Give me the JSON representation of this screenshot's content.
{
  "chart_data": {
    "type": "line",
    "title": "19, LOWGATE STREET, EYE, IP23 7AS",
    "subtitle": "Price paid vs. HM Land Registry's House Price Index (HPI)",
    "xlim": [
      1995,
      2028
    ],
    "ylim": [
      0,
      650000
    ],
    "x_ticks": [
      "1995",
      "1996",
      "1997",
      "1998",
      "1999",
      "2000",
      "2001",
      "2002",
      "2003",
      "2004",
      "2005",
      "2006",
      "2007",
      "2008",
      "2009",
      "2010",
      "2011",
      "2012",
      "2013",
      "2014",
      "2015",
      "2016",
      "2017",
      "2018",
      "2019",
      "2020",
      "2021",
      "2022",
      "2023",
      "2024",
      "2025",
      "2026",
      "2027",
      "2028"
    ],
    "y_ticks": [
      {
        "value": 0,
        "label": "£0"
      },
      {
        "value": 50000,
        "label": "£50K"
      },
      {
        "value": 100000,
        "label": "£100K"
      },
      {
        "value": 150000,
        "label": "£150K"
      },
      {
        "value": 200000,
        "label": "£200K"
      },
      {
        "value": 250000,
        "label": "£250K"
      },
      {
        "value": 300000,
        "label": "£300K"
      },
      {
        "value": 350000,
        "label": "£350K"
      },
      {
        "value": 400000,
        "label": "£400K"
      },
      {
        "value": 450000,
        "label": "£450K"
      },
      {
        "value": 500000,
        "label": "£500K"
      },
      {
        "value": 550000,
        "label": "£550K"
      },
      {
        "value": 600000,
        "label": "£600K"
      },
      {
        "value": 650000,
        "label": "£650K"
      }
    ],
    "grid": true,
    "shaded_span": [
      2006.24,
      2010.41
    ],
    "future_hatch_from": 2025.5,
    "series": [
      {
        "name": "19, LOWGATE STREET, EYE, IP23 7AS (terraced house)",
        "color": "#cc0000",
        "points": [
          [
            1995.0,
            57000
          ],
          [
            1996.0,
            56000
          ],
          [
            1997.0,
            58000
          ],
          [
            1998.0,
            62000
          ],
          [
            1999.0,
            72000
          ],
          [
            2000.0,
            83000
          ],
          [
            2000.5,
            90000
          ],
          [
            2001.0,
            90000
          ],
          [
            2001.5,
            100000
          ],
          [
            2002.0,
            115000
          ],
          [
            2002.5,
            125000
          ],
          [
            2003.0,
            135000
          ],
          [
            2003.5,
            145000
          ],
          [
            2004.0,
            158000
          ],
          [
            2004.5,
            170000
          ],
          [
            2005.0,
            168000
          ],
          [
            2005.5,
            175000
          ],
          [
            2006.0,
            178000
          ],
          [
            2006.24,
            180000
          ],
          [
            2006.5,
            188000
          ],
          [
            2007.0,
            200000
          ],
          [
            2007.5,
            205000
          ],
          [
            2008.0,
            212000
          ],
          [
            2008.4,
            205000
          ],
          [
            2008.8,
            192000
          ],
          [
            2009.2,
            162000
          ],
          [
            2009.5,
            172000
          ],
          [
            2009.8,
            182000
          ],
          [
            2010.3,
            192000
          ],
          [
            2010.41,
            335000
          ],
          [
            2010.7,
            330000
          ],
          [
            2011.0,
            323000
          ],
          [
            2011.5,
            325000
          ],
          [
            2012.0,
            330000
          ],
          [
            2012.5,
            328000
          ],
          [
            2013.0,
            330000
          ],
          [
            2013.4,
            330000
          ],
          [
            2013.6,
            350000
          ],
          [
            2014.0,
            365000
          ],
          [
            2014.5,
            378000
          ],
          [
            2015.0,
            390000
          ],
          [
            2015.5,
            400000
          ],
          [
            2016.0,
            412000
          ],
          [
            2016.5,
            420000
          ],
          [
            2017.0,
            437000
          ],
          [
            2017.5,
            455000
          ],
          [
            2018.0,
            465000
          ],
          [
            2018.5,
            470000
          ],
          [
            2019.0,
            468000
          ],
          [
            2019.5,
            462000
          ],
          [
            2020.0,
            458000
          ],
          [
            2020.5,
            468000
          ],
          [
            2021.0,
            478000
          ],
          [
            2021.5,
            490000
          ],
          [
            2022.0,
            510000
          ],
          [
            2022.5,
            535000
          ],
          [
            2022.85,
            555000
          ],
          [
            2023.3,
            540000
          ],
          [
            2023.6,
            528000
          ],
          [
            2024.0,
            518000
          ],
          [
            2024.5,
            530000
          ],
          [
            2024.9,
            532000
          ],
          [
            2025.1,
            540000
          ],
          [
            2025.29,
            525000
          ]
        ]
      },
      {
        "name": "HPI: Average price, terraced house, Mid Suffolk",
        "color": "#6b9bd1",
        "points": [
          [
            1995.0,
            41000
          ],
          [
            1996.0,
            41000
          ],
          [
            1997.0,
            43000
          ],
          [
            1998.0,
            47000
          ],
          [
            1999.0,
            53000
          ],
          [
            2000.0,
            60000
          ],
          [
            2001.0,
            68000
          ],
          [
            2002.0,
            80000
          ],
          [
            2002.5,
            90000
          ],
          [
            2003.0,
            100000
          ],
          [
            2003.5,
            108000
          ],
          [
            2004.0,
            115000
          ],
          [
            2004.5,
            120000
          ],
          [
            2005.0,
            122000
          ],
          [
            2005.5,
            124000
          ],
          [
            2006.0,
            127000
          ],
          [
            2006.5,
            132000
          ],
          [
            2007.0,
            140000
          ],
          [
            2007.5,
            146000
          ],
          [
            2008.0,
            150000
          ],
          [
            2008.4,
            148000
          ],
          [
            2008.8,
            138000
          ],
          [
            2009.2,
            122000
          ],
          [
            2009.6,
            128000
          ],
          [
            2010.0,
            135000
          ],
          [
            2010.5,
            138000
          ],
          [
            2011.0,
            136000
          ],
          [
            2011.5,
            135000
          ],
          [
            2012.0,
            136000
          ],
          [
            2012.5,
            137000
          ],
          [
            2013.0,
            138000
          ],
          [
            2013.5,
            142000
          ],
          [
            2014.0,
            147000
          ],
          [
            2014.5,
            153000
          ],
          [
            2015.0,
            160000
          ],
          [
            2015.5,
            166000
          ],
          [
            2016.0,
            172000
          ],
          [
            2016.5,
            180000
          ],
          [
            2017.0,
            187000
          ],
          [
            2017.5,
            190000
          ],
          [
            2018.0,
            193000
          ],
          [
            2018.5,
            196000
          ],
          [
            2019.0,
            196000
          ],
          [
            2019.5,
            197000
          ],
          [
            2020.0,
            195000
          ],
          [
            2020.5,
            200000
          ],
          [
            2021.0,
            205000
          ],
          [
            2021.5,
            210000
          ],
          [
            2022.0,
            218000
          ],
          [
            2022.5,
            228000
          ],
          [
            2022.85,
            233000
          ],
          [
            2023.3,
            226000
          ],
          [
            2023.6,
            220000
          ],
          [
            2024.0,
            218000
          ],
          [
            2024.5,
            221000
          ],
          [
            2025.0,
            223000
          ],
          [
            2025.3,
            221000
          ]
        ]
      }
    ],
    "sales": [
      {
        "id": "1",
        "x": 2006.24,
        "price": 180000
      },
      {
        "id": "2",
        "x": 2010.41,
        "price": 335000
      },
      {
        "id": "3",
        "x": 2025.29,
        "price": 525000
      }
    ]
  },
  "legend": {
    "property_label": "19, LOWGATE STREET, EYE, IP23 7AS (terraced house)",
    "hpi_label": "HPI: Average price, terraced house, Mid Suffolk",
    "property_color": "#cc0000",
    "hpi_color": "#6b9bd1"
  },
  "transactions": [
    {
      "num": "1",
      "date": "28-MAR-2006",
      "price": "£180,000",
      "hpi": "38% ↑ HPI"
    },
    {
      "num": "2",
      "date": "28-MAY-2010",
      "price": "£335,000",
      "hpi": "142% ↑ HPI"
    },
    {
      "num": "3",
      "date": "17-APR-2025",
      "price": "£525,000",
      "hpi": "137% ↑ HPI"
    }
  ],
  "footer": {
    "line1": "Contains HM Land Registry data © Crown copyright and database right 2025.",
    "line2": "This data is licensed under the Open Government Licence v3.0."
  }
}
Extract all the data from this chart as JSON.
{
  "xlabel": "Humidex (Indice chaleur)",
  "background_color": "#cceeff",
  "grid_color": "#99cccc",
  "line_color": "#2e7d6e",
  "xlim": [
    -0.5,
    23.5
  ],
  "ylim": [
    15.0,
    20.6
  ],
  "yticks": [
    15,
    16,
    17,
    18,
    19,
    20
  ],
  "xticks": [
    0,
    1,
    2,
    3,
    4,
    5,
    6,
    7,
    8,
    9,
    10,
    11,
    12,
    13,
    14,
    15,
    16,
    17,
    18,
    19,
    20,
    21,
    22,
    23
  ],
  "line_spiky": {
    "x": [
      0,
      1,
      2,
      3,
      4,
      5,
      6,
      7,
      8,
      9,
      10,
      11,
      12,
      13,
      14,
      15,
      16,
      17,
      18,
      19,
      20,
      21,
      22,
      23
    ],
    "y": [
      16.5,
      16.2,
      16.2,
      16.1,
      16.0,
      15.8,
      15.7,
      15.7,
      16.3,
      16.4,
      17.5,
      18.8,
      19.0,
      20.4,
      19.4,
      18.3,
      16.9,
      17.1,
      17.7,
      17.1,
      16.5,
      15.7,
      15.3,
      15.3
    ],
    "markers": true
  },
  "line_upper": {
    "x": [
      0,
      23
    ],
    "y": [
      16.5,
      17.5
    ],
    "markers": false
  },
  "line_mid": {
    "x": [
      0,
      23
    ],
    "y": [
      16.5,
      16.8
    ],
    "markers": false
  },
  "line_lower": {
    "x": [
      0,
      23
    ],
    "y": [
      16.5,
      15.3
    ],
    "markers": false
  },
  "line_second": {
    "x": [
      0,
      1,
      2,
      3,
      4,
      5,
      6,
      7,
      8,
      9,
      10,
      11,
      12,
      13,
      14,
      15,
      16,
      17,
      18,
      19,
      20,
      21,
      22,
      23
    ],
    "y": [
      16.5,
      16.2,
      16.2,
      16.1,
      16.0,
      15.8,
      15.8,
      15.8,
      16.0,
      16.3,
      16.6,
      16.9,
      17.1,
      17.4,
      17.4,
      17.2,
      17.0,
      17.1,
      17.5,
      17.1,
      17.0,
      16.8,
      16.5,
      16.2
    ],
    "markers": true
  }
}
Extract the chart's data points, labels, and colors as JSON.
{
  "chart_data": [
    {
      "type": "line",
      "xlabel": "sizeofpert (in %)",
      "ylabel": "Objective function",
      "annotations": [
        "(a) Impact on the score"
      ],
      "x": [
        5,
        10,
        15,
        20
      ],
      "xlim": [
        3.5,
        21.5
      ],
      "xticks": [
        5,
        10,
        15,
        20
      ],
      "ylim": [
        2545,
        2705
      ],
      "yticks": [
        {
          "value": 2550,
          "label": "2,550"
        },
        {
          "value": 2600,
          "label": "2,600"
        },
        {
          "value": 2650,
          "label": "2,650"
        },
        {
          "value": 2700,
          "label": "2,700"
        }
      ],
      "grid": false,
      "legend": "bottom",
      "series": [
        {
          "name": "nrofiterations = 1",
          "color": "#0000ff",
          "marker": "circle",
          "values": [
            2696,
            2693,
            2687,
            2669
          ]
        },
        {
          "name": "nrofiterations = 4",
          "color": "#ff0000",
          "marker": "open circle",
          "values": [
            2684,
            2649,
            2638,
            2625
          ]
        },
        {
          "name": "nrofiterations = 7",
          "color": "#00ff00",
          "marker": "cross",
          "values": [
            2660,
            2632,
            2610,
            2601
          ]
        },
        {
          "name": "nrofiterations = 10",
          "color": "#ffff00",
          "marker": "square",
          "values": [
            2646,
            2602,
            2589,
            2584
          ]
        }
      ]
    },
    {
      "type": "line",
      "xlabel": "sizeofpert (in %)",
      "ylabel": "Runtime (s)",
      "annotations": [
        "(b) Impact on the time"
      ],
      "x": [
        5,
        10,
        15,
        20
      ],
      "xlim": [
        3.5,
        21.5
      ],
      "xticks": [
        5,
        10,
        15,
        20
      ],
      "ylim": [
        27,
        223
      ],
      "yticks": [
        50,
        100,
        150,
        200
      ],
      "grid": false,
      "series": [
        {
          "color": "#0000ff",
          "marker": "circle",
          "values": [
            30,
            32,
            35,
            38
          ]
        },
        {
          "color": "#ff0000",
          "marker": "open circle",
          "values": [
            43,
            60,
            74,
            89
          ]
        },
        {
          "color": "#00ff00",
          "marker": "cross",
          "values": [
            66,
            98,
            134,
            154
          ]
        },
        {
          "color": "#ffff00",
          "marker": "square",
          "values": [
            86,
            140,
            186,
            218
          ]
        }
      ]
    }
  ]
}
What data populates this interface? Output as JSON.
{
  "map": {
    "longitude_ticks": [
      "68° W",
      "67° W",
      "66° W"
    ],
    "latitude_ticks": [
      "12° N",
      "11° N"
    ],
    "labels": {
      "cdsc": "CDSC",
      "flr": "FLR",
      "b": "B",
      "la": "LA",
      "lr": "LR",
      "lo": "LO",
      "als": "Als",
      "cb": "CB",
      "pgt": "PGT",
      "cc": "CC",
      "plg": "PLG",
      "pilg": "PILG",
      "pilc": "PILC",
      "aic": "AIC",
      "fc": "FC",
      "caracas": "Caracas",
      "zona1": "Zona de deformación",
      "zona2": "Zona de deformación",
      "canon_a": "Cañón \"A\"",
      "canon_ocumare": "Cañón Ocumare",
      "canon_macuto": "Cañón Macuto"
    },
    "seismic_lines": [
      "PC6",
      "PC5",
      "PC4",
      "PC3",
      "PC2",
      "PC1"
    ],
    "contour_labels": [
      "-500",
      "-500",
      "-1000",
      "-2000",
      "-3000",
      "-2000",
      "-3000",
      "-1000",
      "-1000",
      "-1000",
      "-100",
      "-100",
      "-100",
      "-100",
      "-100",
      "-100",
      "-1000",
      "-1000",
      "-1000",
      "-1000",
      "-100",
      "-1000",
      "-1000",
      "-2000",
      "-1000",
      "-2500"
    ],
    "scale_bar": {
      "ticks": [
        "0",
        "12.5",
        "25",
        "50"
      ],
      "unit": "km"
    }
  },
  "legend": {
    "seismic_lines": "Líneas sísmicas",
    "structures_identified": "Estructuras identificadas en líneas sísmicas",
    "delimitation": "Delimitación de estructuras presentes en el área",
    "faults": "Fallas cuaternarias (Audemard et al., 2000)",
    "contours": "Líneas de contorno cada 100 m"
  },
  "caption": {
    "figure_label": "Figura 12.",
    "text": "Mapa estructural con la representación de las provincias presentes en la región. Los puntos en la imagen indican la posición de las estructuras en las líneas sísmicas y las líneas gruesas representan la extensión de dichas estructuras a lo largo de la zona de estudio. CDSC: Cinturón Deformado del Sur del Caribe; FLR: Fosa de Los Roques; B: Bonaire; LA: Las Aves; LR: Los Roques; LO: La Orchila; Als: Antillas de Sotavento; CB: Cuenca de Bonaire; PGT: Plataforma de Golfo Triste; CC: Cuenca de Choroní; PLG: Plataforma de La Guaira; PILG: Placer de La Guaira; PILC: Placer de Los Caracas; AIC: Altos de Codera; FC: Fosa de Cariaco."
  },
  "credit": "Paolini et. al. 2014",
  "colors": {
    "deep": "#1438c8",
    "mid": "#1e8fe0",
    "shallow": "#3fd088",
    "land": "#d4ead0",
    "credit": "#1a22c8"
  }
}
· · · · ·
▶ YOUR TASK:
Count every line of the records that holds "deformación". State the number, nothing else.

▶ WRITTEN SOLUTION:
2